**SHORT PROBLEM**
Can you render every line of the entries below as a Markdown table with the columns "Row" and "Line", numbering the rows, skipping blank lines, and leaving the pictures out?
☆ ☆ ☆ ☆ ☆ ☆ ☆
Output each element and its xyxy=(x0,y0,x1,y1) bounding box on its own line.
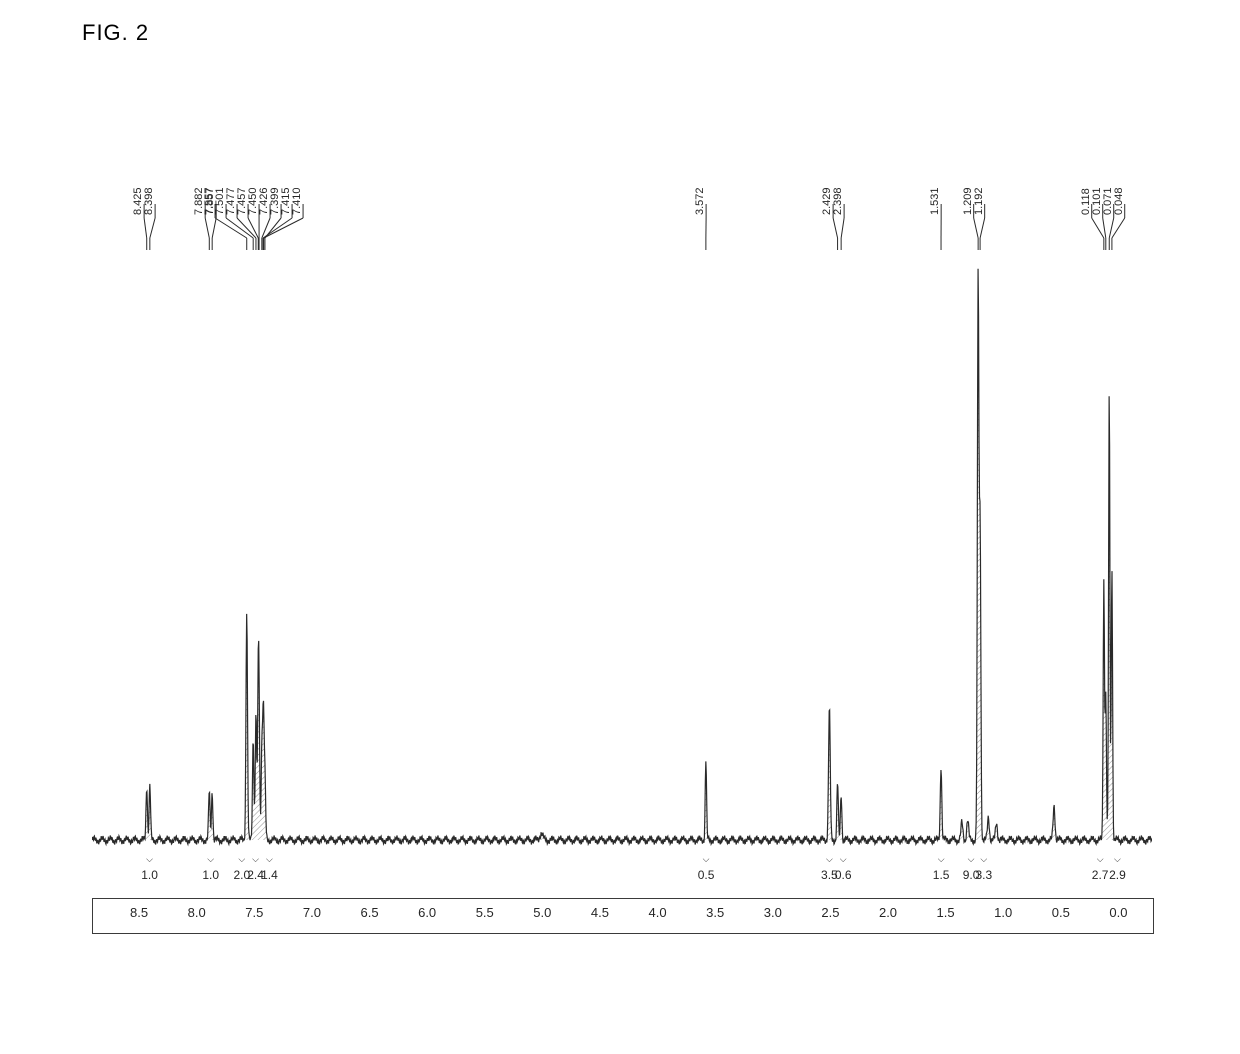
integral-bracket-icon: ⌵ xyxy=(1097,856,1104,862)
integral-value-label: 3.3 xyxy=(975,868,992,882)
x-axis-tick-label: 4.0 xyxy=(649,905,667,920)
peak-ppm-label: 7.410 xyxy=(292,187,303,215)
x-axis-tick-label: 8.0 xyxy=(188,905,206,920)
x-axis-tick-label: 4.5 xyxy=(591,905,609,920)
integral-bracket-icon: ⌵ xyxy=(266,856,273,862)
x-axis-tick-label: 8.5 xyxy=(130,905,148,920)
x-axis-tick-label: 0.5 xyxy=(1052,905,1070,920)
peak-ppm-label: 3.572 xyxy=(695,187,706,215)
integral-value-label: 2.9 xyxy=(1109,868,1126,882)
x-axis-tick-label: 7.5 xyxy=(245,905,263,920)
integral-bracket-icon: ⌵ xyxy=(207,856,214,862)
spectrum-trace xyxy=(92,140,1152,870)
x-axis-tick-label: 5.5 xyxy=(476,905,494,920)
x-axis-tick-label: 3.0 xyxy=(764,905,782,920)
x-axis-tick-label: 7.0 xyxy=(303,905,321,920)
figure-title: FIG. 2 xyxy=(82,20,149,46)
x-axis-tick-label: 6.5 xyxy=(360,905,378,920)
x-axis-tick-label: 2.0 xyxy=(879,905,897,920)
integral-bracket-icon: ⌵ xyxy=(703,856,710,862)
integral-value-label: 0.6 xyxy=(835,868,852,882)
integral-bracket-icon: ⌵ xyxy=(826,856,833,862)
integral-value-label: 0.5 xyxy=(698,868,715,882)
integral-bracket-icon: ⌵ xyxy=(938,856,945,862)
x-axis-tick-label: 1.5 xyxy=(937,905,955,920)
x-axis-tick-label: 5.0 xyxy=(533,905,551,920)
peak-ppm-label: 8.398 xyxy=(144,187,155,215)
integral-value-label: 1.4 xyxy=(261,868,278,882)
integral-bracket-icon: ⌵ xyxy=(1114,856,1121,862)
peak-ppm-label: 1.192 xyxy=(974,187,985,215)
x-axis-tick-label: 3.5 xyxy=(706,905,724,920)
integral-bracket-icon: ⌵ xyxy=(146,856,153,862)
peak-ppm-label: 1.531 xyxy=(930,187,941,215)
x-axis-tick-label: 0.0 xyxy=(1109,905,1127,920)
peak-ppm-label: 0.048 xyxy=(1114,187,1125,215)
integral-bracket-icon: ⌵ xyxy=(968,856,975,862)
integral-value-label: 1.0 xyxy=(141,868,158,882)
x-axis-ruler: 8.5 8.0 7.5 7.0 6.5 6.0 5.5 5.0 4.5 4.0 3.5 3.0 2.5 2… xyxy=(92,898,1154,934)
x-axis-tick-label: 2.5 xyxy=(821,905,839,920)
integral-value-label: 2.7 xyxy=(1092,868,1109,882)
x-axis-tick-label: 1.0 xyxy=(994,905,1012,920)
integral-bracket-icon: ⌵ xyxy=(252,856,259,862)
integral-value-label: 1.0 xyxy=(202,868,219,882)
peak-ppm-label: 2.398 xyxy=(833,187,844,215)
x-axis-tick-label: 6.0 xyxy=(418,905,436,920)
integral-bracket-icon: ⌵ xyxy=(238,856,245,862)
integral-bracket-icon: ⌵ xyxy=(980,856,987,862)
integral-value-label: 1.5 xyxy=(933,868,950,882)
integral-bracket-icon: ⌵ xyxy=(840,856,847,862)
nmr-spectrum-plot: 8.4258.3987.8827.8577.5577.5017.4777.457… xyxy=(92,140,1152,870)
☆ ☆ ☆ ☆ ☆ ☆ ☆
**WORKED SOLUTION**
| Row | Line |
|---|---|
| 1 | Output each element and its xyxy=(x0,y0,x1,y1) bounding box on its own line. |
| 2 | integral-bracket-icon: ⌵ xyxy=(1097,856,1104,862) |
| 3 | integral-value-label: 3.3 xyxy=(975,868,992,882) |
| 4 | x-axis-tick-label: 4.0 xyxy=(649,905,667,920) |
| 5 | peak-ppm-label: 7.410 xyxy=(292,187,303,215) |
| 6 | x-axis-tick-label: 8.0 xyxy=(188,905,206,920) |
| 7 | x-axis-tick-label: 4.5 xyxy=(591,905,609,920) |
| 8 | integral-bracket-icon: ⌵ xyxy=(266,856,273,862) |
| 9 | x-axis-tick-label: 8.5 xyxy=(130,905,148,920) |
| 10 | x-axis-tick-label: 0.5 xyxy=(1052,905,1070,920) |
| 11 | peak-ppm-label: 3.572 xyxy=(695,187,706,215) |
| 12 | integral-value-label: 2.9 xyxy=(1109,868,1126,882) |
| 13 | x-axis-tick-label: 7.5 xyxy=(245,905,263,920) |
| 14 | integral-bracket-icon: ⌵ xyxy=(207,856,214,862) |
| 15 | spectrum-trace xyxy=(92,140,1152,870) |
| 16 | x-axis-tick-label: 5.5 xyxy=(476,905,494,920) |
| 17 | x-axis-tick-label: 3.0 xyxy=(764,905,782,920) |
| 18 | x-axis-tick-label: 7.0 xyxy=(303,905,321,920) |
| 19 | figure-title: FIG. 2 xyxy=(82,20,149,46) |
| 20 | x-axis-tick-label: 6.5 xyxy=(360,905,378,920) |
| 21 | x-axis-tick-label: 2.0 xyxy=(879,905,897,920) |
| 22 | integral-bracket-icon: ⌵ xyxy=(703,856,710,862) |
| 23 | integral-value-label: 0.6 xyxy=(835,868,852,882) |
| 24 | integral-bracket-icon: ⌵ xyxy=(826,856,833,862) |
| 25 | integral-value-label: 0.5 xyxy=(698,868,715,882) |
| 26 | integral-bracket-icon: ⌵ xyxy=(938,856,945,862) |
| 27 | x-axis-tick-label: 1.5 xyxy=(937,905,955,920) |
| 28 | x-axis-tick-label: 5.0 xyxy=(533,905,551,920) |
| 29 | peak-ppm-label: 8.398 xyxy=(144,187,155,215) |
| 30 | integral-value-label: 1.4 xyxy=(261,868,278,882) |
| 31 | integral-bracket-icon: ⌵ xyxy=(1114,856,1121,862) |
| 32 | peak-ppm-label: 1.192 xyxy=(974,187,985,215) |
| 33 | x-axis-tick-label: 3.5 xyxy=(706,905,724,920) |
| 34 | integral-bracket-icon: ⌵ xyxy=(146,856,153,862) |
| 35 | peak-ppm-label: 1.531 xyxy=(930,187,941,215) |
| 36 | x-axis-tick-label: 0.0 xyxy=(1109,905,1127,920) |
| 37 | peak-ppm-label: 0.048 xyxy=(1114,187,1125,215) |
| 38 | integral-bracket-icon: ⌵ xyxy=(968,856,975,862) |
| 39 | integral-value-label: 1.0 xyxy=(141,868,158,882) |
| 40 | x-axis-ruler: 8.5 8.0 7.5 7.0 6.5 6.0 5.5 5.0 4.5 4.0 3.5 3.0 2.5 2… xyxy=(92,898,1154,934) |
| 41 | x-axis-tick-label: 2.5 xyxy=(821,905,839,920) |
| 42 | integral-value-label: 2.7 xyxy=(1092,868,1109,882) |
| 43 | x-axis-tick-label: 1.0 xyxy=(994,905,1012,920) |
| 44 | integral-bracket-icon: ⌵ xyxy=(252,856,259,862) |
| 45 | integral-value-label: 1.0 xyxy=(202,868,219,882) |
| 46 | peak-ppm-label: 2.398 xyxy=(833,187,844,215) |
| 47 | x-axis-tick-label: 6.0 xyxy=(418,905,436,920) |
| 48 | integral-bracket-icon: ⌵ xyxy=(238,856,245,862) |
| 49 | integral-bracket-icon: ⌵ xyxy=(980,856,987,862) |
| 50 | integral-value-label: 1.5 xyxy=(933,868,950,882) |
| 51 | integral-bracket-icon: ⌵ xyxy=(840,856,847,862) |
| 52 | nmr-spectrum-plot: 8.4258.3987.8827.8577.5577.5017.4777.457… xyxy=(92,140,1152,870) |